▸ **SHORT PROBLEM**: Return the data below word for word, starting at its first line and stopping after the line that contains "dialog-help-icon[interactable]: ? bbox=[450, 873, 467, 890]".

▸ **ITEMS**:
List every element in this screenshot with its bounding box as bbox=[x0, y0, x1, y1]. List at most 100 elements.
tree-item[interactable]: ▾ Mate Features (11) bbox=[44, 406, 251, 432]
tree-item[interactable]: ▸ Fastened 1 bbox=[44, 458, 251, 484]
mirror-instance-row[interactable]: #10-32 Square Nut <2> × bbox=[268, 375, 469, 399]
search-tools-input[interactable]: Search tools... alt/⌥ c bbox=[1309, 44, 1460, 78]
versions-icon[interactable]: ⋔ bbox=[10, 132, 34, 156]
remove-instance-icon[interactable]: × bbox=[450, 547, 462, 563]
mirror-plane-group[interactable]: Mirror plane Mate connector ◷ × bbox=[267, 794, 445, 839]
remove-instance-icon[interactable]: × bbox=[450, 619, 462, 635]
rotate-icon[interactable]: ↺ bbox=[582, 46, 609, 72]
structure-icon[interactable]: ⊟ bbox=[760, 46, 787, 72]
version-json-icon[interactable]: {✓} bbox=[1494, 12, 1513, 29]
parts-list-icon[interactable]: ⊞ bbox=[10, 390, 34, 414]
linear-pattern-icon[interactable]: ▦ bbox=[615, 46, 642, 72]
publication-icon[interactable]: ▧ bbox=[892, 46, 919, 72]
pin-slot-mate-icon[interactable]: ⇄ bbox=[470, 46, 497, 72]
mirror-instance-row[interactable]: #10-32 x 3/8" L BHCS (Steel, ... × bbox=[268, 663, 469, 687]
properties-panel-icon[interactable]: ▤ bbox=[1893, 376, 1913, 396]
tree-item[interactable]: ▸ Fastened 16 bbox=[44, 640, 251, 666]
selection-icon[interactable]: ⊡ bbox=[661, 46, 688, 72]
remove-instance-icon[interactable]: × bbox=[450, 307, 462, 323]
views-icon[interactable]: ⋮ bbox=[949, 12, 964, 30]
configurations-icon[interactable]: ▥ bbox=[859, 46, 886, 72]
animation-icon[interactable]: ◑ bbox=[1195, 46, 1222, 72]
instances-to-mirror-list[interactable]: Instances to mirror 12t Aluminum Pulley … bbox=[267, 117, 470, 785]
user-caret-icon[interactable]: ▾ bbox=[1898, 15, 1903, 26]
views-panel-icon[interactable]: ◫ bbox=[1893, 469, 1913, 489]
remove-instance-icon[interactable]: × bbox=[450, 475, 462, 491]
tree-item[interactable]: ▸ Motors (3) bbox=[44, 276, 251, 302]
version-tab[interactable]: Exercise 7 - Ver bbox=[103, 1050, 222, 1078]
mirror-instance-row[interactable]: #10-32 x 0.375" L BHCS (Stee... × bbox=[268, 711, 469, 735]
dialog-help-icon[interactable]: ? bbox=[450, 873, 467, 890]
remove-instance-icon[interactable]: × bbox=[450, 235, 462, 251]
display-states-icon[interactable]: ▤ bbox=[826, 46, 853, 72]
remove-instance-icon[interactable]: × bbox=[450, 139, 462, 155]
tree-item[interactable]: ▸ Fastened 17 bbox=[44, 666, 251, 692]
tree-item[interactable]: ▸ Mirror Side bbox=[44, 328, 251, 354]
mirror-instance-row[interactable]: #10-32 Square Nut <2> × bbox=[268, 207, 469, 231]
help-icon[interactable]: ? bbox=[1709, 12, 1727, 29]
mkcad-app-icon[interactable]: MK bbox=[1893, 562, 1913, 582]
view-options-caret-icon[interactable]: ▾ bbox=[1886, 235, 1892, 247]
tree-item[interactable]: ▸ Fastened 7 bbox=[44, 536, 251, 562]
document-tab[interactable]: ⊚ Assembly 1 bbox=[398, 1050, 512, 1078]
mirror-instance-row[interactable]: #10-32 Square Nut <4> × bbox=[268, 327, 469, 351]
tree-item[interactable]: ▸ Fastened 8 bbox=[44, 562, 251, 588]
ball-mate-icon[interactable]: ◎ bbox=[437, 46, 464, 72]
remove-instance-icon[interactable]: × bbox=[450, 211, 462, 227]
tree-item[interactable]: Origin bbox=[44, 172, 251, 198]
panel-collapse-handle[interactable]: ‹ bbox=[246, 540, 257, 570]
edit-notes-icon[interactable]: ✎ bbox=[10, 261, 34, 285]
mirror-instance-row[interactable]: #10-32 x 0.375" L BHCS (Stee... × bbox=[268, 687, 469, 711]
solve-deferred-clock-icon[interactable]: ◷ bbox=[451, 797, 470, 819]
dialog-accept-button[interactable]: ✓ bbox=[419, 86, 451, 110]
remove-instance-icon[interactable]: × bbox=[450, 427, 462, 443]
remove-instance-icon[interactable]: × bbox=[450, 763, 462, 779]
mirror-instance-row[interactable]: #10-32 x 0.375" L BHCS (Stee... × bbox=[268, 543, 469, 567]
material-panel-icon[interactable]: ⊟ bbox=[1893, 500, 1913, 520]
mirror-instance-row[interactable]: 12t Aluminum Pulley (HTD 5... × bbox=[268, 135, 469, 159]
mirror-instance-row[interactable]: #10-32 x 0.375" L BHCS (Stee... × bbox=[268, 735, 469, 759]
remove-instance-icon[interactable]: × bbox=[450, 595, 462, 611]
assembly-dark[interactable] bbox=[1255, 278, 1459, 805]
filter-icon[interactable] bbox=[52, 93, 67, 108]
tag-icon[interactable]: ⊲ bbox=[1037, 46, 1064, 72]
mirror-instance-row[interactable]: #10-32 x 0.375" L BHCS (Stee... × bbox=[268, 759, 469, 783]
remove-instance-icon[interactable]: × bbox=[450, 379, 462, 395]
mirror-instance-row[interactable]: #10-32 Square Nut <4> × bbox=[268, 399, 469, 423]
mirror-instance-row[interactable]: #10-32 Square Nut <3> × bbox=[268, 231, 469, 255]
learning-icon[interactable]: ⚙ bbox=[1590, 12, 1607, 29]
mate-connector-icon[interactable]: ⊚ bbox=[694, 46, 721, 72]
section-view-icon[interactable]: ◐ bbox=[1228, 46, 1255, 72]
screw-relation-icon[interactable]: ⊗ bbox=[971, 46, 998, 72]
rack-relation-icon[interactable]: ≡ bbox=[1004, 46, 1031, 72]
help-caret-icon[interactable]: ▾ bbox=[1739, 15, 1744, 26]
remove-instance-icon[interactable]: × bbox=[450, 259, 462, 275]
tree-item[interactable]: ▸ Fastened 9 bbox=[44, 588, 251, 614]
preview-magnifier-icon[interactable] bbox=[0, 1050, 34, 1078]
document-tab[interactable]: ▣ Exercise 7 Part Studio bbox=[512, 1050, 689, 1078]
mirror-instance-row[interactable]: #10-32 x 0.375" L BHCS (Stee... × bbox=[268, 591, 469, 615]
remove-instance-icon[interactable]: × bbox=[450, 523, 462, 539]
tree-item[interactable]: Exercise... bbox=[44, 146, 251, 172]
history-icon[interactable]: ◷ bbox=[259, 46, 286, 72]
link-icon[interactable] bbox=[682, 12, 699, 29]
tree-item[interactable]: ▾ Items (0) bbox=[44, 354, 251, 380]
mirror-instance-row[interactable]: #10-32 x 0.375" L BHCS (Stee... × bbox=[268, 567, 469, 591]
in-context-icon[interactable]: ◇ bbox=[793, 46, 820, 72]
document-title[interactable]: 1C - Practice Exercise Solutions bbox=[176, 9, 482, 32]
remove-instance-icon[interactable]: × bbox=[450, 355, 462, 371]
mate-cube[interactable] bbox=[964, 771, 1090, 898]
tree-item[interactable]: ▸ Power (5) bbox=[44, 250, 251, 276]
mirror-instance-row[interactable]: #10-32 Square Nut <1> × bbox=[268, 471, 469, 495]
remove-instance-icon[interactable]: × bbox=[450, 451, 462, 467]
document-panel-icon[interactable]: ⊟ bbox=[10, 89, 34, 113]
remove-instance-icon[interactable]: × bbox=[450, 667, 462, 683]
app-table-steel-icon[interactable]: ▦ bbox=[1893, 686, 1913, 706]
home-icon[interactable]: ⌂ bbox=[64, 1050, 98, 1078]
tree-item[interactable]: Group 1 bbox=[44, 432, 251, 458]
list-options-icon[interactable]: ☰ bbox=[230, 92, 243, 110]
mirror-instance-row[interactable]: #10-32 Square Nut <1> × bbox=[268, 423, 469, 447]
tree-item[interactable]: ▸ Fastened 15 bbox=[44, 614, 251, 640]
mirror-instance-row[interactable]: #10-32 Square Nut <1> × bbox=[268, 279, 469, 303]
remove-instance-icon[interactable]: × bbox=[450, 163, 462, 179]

▸ **SOLUTION FOR THIS PROBLEM**:
List every element in this screenshot with its bounding box as bbox=[x0, y0, x1, y1]. List at most 100 elements.
tree-item[interactable]: ▾ Mate Features (11) bbox=[44, 406, 251, 432]
tree-item[interactable]: ▸ Fastened 1 bbox=[44, 458, 251, 484]
mirror-instance-row[interactable]: #10-32 Square Nut <2> × bbox=[268, 375, 469, 399]
search-tools-input[interactable]: Search tools... alt/⌥ c bbox=[1309, 44, 1460, 78]
versions-icon[interactable]: ⋔ bbox=[10, 132, 34, 156]
remove-instance-icon[interactable]: × bbox=[450, 547, 462, 563]
mirror-plane-group[interactable]: Mirror plane Mate connector ◷ × bbox=[267, 794, 445, 839]
remove-instance-icon[interactable]: × bbox=[450, 619, 462, 635]
rotate-icon[interactable]: ↺ bbox=[582, 46, 609, 72]
structure-icon[interactable]: ⊟ bbox=[760, 46, 787, 72]
version-json-icon[interactable]: {✓} bbox=[1494, 12, 1513, 29]
parts-list-icon[interactable]: ⊞ bbox=[10, 390, 34, 414]
linear-pattern-icon[interactable]: ▦ bbox=[615, 46, 642, 72]
publication-icon[interactable]: ▧ bbox=[892, 46, 919, 72]
pin-slot-mate-icon[interactable]: ⇄ bbox=[470, 46, 497, 72]
mirror-instance-row[interactable]: #10-32 x 3/8" L BHCS (Steel, ... × bbox=[268, 663, 469, 687]
properties-panel-icon[interactable]: ▤ bbox=[1893, 376, 1913, 396]
tree-item[interactable]: ▸ Fastened 16 bbox=[44, 640, 251, 666]
selection-icon[interactable]: ⊡ bbox=[661, 46, 688, 72]
remove-instance-icon[interactable]: × bbox=[450, 307, 462, 323]
views-icon[interactable]: ⋮ bbox=[949, 12, 964, 30]
configurations-icon[interactable]: ▥ bbox=[859, 46, 886, 72]
animation-icon[interactable]: ◑ bbox=[1195, 46, 1222, 72]
instances-to-mirror-list[interactable]: Instances to mirror 12t Aluminum Pulley … bbox=[267, 117, 470, 785]
user-caret-icon[interactable]: ▾ bbox=[1898, 15, 1903, 26]
views-panel-icon[interactable]: ◫ bbox=[1893, 469, 1913, 489]
remove-instance-icon[interactable]: × bbox=[450, 475, 462, 491]
tree-item[interactable]: ▸ Motors (3) bbox=[44, 276, 251, 302]
version-tab[interactable]: Exercise 7 - Ver bbox=[103, 1050, 222, 1078]
mirror-instance-row[interactable]: #10-32 x 0.375" L BHCS (Stee... × bbox=[268, 711, 469, 735]
dialog-help-icon[interactable]: ? bbox=[450, 873, 467, 890]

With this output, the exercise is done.